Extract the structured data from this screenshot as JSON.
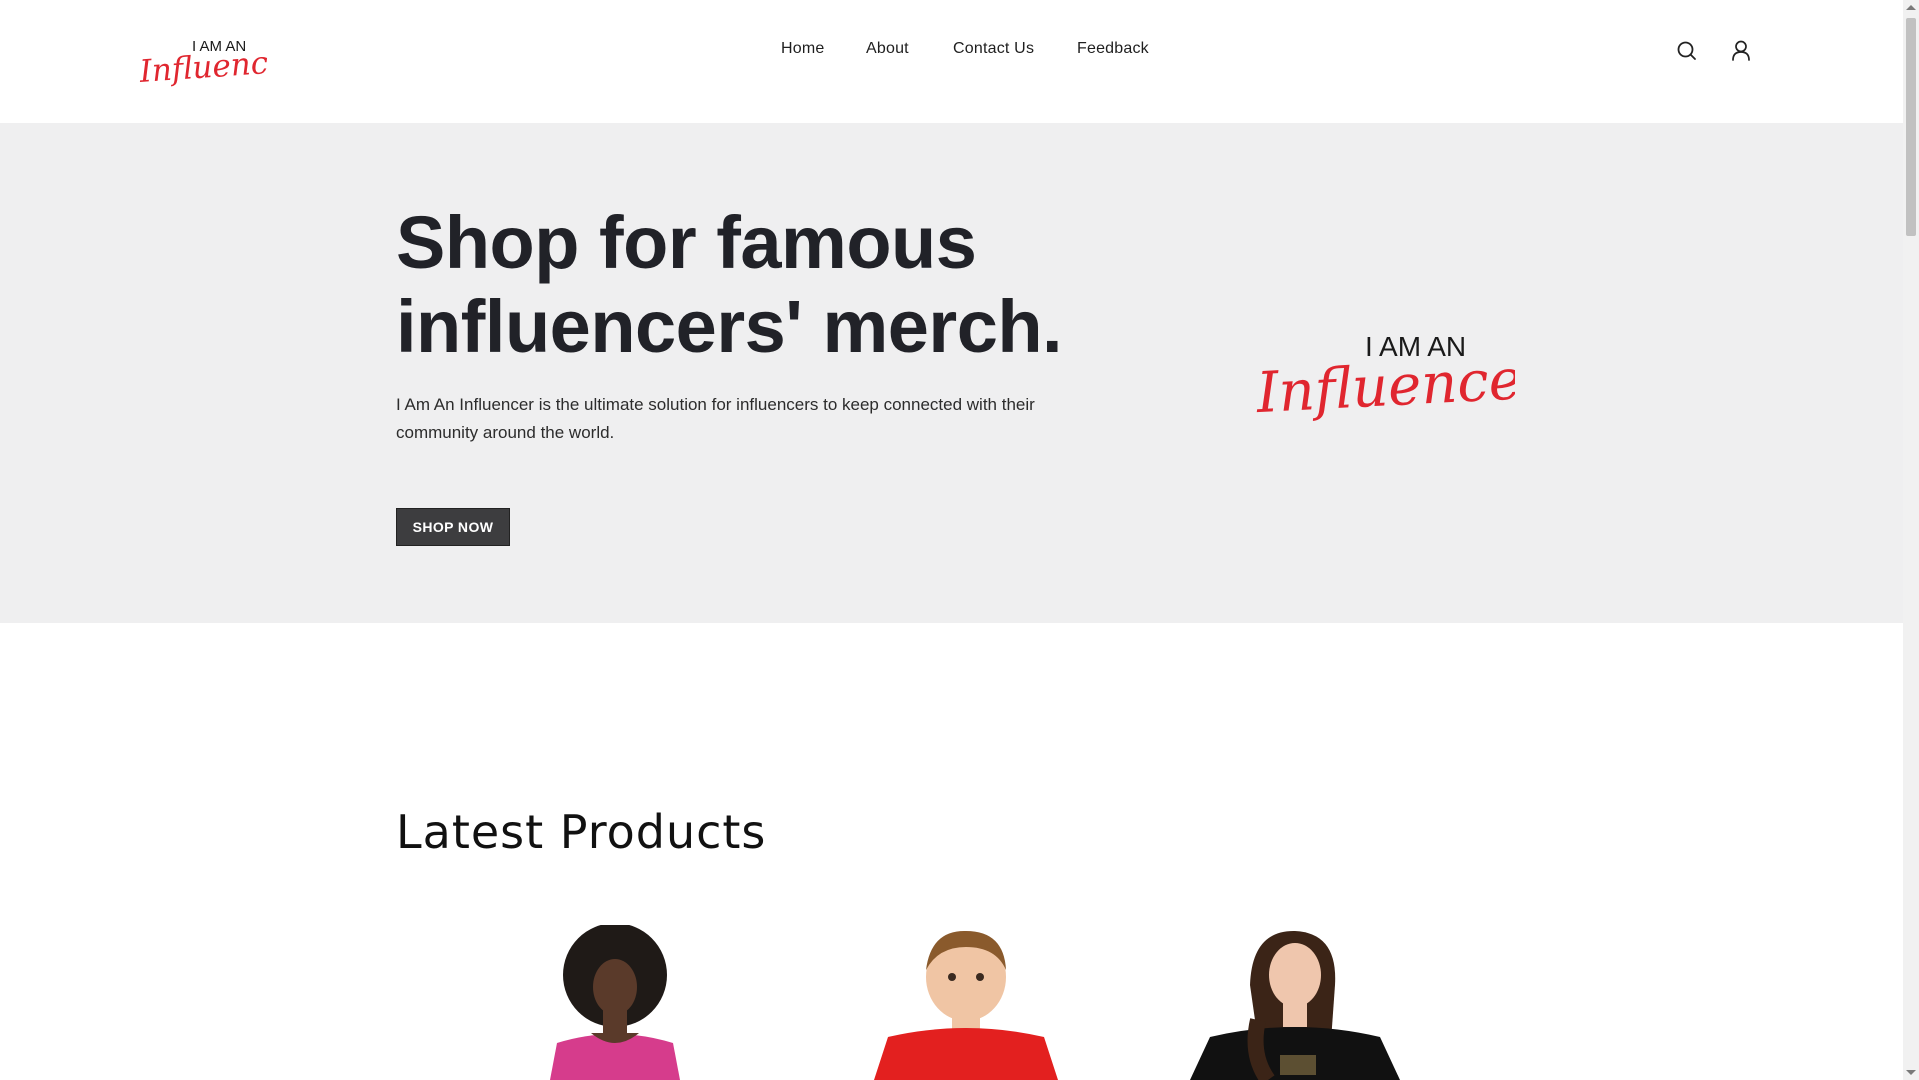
{
  "brand": {
    "logo_top": "I AM AN",
    "logo_script": "Influencer",
    "accent_color": "#e0262f"
  },
  "nav": {
    "items": [
      {
        "label": "Home"
      },
      {
        "label": "About"
      },
      {
        "label": "Contact Us"
      },
      {
        "label": "Feedback"
      }
    ],
    "icons": [
      "search-icon",
      "user-icon"
    ]
  },
  "hero": {
    "title": "Shop for famous influencers' merch.",
    "description": "I Am An Influencer is the ultimate solution for influencers to keep connected with their community around the world.",
    "cta_label": "SHOP NOW",
    "background": "#efeff0"
  },
  "latest": {
    "title": "Latest Products",
    "products": [
      {
        "image": "woman in pink t-shirt"
      },
      {
        "image": "boy in red t-shirt"
      },
      {
        "image": "woman in black t-shirt"
      }
    ]
  }
}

▬▬▬

What count of lines in the listing contain the word "woman"? Reply with the number only.

# The solution
2